## GIVEN PROBLEM
Determine the count of lines holding "capitale" and give that count alone.

──────── LISTED RECORDS ────────

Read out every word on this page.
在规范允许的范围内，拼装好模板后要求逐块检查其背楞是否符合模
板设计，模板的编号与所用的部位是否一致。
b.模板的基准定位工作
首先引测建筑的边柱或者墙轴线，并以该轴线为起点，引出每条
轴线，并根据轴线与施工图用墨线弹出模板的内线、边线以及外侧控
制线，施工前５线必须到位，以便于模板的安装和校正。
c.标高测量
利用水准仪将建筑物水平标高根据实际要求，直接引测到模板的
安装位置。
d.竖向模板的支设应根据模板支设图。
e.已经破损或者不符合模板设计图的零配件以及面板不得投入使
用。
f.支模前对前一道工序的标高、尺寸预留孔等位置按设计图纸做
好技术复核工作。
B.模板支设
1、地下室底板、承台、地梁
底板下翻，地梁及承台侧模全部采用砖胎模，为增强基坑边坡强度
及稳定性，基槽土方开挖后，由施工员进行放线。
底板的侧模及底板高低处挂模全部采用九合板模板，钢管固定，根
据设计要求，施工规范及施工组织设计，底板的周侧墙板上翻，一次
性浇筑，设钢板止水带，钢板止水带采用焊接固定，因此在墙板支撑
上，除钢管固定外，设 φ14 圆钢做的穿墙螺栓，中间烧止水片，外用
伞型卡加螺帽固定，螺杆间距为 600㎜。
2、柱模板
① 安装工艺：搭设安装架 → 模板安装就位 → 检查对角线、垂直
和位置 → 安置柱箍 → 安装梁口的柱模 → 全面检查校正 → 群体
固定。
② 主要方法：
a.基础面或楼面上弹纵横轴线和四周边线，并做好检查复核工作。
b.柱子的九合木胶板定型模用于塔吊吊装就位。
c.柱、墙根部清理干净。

────────
──────── LISTED RECORDS ────────

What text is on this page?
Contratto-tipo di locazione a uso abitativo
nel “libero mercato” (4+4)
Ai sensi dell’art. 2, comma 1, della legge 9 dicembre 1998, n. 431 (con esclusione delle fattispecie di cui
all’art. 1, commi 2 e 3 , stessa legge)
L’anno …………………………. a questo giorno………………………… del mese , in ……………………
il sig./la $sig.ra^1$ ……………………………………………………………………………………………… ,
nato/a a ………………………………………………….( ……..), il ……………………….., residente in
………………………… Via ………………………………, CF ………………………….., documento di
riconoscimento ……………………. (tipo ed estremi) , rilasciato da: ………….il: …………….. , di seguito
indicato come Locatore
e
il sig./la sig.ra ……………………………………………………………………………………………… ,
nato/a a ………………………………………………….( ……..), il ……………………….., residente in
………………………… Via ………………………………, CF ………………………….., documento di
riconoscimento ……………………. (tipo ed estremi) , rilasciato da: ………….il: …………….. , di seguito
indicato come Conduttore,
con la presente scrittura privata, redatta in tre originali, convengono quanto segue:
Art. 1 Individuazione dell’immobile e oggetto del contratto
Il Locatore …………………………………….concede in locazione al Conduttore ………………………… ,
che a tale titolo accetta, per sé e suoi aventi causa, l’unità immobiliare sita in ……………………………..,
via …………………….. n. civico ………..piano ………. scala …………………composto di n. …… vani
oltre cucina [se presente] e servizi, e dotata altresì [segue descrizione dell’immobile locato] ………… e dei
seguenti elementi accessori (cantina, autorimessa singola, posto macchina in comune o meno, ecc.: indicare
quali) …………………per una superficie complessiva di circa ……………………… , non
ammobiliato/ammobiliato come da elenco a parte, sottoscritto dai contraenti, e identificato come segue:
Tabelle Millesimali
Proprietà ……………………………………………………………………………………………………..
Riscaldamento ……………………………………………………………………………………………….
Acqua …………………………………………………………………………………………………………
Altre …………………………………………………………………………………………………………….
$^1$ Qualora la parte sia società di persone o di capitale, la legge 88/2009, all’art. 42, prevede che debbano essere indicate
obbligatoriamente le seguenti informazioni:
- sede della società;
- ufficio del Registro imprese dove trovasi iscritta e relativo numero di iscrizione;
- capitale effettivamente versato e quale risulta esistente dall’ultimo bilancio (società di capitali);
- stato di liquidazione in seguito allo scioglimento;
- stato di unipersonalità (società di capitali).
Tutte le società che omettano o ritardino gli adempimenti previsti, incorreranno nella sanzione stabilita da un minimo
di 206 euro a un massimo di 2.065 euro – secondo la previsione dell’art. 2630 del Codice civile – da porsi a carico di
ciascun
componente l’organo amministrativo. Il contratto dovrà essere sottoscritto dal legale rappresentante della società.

────────
──────── LISTED RECORDS ────────

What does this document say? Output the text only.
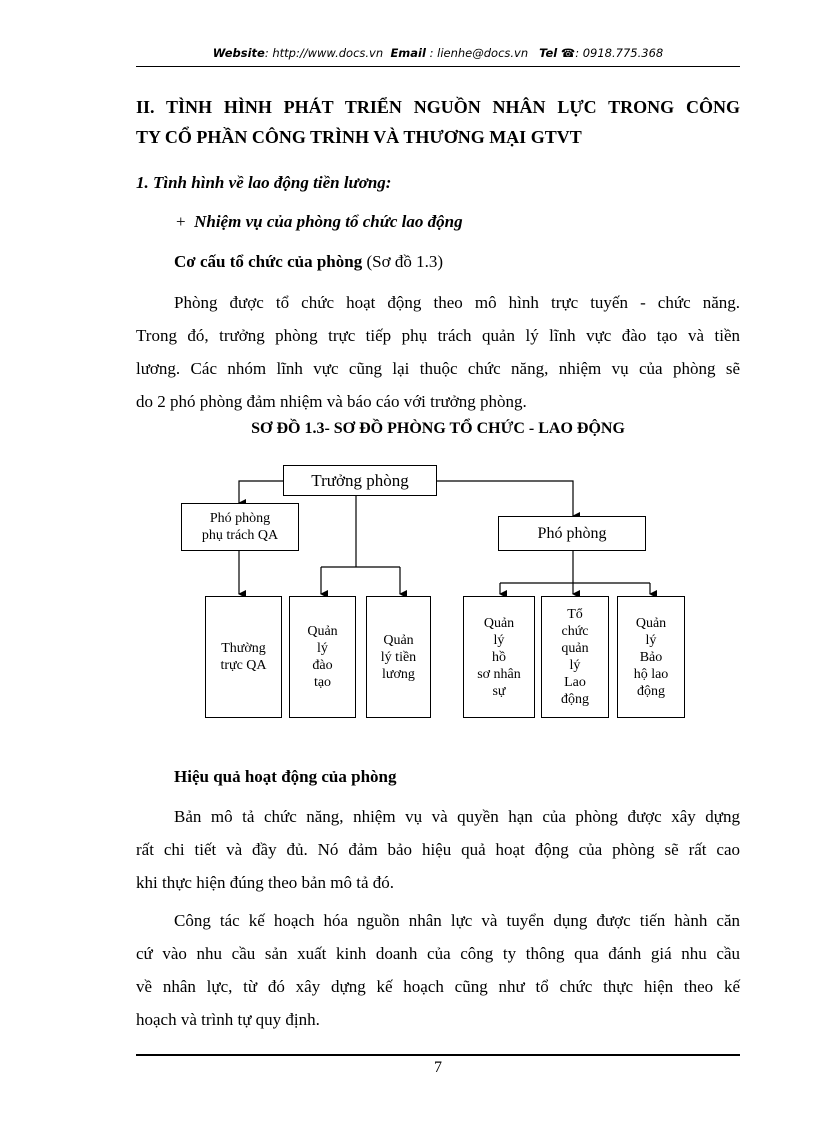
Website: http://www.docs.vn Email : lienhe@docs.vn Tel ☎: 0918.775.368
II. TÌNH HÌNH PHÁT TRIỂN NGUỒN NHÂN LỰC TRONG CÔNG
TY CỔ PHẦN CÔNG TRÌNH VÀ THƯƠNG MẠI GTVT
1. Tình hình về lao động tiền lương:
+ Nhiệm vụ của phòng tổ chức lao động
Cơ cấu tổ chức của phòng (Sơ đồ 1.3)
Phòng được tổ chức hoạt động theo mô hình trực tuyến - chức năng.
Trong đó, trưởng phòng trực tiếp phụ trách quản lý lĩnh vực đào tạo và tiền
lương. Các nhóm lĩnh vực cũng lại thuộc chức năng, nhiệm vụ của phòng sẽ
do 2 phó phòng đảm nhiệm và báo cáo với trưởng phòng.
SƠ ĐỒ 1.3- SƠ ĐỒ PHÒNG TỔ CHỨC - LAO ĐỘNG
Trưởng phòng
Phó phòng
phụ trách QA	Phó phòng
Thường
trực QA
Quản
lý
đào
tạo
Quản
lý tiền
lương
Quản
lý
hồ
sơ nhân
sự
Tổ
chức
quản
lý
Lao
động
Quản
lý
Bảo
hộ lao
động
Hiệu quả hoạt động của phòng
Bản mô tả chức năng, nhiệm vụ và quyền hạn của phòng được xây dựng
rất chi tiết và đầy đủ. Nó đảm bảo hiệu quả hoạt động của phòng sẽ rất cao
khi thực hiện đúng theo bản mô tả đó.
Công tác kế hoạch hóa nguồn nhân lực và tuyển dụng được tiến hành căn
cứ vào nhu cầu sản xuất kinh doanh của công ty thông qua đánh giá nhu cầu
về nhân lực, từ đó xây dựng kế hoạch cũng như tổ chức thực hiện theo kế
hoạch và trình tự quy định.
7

────────

## SOLVED EXERCISE
2